-- Exercise task --
Show each line of the data below that has the string "pila" in it.

[begin Input rows]

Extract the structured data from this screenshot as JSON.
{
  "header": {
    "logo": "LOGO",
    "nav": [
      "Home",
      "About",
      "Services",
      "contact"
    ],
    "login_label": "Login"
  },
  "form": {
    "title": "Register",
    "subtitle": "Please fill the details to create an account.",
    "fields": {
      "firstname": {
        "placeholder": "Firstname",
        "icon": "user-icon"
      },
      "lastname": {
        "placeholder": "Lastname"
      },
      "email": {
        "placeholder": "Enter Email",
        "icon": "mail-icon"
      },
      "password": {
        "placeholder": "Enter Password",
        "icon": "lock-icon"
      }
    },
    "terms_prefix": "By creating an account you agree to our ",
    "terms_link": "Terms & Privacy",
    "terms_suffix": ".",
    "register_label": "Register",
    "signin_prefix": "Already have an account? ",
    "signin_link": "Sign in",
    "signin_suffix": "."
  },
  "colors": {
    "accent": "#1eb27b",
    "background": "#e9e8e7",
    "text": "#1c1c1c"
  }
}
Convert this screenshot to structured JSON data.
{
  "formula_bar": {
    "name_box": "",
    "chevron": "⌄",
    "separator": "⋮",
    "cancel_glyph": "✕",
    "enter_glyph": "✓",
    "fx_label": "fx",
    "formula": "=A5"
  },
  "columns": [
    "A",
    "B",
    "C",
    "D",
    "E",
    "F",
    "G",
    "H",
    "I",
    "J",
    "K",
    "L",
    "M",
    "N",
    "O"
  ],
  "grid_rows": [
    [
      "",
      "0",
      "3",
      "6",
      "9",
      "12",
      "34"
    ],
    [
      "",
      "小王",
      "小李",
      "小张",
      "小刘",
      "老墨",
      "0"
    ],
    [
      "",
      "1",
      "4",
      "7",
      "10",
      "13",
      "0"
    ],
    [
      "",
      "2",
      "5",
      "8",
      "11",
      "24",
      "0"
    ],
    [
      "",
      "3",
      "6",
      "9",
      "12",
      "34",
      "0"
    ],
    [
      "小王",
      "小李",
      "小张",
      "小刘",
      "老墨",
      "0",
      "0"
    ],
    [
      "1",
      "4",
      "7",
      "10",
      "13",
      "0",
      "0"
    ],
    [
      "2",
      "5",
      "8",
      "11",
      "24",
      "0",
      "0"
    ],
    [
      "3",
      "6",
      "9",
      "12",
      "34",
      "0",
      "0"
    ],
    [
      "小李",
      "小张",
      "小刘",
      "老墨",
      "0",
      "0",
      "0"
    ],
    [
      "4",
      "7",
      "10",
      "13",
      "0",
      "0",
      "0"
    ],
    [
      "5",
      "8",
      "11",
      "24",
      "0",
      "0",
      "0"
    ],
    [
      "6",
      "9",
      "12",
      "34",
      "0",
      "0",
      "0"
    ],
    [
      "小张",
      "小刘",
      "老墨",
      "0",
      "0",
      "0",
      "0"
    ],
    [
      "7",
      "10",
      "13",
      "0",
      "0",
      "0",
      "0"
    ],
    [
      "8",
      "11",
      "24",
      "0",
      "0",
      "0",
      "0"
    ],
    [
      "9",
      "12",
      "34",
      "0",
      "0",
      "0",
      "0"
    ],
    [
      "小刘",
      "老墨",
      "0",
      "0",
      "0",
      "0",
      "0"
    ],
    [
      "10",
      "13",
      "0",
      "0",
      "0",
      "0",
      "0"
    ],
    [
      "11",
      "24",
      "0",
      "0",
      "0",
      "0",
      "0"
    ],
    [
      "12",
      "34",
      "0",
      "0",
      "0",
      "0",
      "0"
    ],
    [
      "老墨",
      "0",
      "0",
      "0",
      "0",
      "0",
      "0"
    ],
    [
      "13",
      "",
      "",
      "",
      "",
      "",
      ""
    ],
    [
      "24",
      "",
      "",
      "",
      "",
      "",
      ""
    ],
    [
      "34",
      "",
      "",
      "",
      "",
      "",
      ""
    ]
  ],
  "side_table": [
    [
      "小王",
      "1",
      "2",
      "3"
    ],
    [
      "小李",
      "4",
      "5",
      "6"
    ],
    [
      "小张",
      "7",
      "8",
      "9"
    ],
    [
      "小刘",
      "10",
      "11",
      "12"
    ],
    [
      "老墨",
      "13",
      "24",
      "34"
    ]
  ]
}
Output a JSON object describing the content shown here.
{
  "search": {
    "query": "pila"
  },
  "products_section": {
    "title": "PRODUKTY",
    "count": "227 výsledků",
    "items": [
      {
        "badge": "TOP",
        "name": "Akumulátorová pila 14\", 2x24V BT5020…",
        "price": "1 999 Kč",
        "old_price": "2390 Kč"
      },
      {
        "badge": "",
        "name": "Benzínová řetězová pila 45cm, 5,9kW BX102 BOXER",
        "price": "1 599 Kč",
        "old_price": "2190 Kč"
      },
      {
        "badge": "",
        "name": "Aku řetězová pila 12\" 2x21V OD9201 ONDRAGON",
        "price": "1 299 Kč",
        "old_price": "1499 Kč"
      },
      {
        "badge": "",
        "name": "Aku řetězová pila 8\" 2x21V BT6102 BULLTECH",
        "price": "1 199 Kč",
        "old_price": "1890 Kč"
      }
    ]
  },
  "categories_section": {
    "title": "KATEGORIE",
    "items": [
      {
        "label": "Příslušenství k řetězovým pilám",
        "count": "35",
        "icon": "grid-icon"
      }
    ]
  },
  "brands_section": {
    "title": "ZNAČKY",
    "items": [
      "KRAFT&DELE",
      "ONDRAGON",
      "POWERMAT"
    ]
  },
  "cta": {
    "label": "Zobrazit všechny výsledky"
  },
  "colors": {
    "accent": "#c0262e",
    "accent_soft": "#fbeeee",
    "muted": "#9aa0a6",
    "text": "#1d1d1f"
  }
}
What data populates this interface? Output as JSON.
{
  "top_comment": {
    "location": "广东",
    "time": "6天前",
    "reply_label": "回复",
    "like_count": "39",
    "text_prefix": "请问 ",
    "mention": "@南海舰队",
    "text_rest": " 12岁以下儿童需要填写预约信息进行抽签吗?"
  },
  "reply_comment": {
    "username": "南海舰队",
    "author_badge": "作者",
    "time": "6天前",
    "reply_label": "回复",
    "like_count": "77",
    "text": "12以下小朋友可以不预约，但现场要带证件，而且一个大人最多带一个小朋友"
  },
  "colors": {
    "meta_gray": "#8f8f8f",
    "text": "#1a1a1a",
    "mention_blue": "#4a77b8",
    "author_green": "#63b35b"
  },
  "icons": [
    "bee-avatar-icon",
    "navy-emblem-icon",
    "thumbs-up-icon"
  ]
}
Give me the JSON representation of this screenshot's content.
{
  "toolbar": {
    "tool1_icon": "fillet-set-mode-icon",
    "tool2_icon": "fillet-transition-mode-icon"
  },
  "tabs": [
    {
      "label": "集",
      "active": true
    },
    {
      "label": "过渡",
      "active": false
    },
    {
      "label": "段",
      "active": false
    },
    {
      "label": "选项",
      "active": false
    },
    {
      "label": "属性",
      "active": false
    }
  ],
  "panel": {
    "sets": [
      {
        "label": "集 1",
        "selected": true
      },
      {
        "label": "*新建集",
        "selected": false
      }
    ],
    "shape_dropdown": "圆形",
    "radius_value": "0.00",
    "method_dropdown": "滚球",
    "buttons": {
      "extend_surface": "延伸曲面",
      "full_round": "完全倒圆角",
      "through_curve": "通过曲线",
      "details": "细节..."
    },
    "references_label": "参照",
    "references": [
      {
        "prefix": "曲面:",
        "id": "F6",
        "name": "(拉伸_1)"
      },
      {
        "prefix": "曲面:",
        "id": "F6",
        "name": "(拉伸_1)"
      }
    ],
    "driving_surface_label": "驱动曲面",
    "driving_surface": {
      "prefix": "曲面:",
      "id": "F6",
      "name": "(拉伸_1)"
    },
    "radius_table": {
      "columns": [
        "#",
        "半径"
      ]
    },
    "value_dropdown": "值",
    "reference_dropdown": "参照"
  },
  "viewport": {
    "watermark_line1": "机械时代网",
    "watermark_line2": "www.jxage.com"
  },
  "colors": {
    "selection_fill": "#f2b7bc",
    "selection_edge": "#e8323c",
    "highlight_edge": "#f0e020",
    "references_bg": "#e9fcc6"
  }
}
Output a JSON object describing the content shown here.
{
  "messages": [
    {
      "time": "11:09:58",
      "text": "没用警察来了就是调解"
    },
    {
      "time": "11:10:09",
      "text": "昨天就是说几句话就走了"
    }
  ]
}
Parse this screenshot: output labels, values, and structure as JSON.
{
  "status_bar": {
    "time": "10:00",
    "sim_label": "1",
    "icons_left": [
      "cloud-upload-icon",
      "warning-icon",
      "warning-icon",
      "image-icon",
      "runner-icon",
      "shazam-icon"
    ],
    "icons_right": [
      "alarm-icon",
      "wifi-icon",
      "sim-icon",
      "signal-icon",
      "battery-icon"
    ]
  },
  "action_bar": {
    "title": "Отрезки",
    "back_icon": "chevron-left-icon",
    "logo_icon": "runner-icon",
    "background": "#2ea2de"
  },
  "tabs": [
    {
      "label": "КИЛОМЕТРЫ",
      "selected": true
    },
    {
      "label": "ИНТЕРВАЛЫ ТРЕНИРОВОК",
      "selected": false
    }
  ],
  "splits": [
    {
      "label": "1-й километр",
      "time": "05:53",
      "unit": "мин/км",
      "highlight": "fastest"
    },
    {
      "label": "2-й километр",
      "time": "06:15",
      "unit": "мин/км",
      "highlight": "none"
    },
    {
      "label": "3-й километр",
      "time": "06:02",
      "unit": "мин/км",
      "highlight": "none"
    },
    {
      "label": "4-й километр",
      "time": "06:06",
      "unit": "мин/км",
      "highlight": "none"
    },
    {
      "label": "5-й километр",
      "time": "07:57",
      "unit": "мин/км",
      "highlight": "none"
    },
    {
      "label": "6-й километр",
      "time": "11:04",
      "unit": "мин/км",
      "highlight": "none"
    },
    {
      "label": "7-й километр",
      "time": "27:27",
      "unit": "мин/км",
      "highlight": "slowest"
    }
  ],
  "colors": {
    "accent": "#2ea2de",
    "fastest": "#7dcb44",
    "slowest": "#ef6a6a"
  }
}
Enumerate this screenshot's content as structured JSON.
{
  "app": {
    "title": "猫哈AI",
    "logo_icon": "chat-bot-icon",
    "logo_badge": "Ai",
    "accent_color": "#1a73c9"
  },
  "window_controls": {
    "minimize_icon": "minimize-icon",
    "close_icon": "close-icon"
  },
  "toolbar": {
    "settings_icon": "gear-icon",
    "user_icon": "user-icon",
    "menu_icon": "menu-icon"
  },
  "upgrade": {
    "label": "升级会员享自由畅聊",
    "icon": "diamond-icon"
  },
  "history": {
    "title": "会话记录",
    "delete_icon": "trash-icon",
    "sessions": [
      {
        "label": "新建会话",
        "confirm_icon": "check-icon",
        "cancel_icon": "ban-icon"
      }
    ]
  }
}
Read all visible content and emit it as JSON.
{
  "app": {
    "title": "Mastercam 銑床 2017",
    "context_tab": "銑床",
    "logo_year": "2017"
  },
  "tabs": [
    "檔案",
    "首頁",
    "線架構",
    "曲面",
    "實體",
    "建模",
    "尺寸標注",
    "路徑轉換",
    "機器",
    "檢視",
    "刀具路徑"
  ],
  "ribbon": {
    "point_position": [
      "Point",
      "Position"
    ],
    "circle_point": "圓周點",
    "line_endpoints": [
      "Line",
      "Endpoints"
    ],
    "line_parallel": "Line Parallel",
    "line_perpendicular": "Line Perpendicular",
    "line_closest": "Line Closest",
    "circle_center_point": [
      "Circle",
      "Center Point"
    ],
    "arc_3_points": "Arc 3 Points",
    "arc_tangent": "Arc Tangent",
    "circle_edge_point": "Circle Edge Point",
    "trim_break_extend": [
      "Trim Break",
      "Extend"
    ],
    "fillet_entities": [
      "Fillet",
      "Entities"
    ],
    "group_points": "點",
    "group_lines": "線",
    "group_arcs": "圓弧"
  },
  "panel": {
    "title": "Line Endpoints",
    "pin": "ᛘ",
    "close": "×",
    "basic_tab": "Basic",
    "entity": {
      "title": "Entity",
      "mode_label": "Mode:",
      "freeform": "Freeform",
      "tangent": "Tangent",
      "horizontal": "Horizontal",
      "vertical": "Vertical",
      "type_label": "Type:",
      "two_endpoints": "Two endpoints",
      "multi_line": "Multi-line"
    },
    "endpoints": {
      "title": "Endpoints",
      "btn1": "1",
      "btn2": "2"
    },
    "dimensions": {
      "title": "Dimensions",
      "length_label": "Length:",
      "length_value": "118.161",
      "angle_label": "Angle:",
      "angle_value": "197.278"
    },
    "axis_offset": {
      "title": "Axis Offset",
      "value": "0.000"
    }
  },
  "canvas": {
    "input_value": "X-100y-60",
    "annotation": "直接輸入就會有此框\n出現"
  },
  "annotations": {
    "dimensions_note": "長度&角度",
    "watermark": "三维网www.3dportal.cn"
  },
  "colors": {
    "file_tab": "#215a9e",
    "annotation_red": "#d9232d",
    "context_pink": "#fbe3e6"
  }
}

[end Input rows]

-- Exercise output --
    "query": "pila"
        "name": "Akumulátorová pila 14\", 2x24V BT5020…",
        "name": "Benzínová řetězová pila 45cm, 5,9kW BX102 BOXER",
        "name": "Aku řetězová pila 12\" 2x21V OD9201 ONDRAGON",
        "name": "Aku řetězová pila 8\" 2x21V BT6102 BULLTECH",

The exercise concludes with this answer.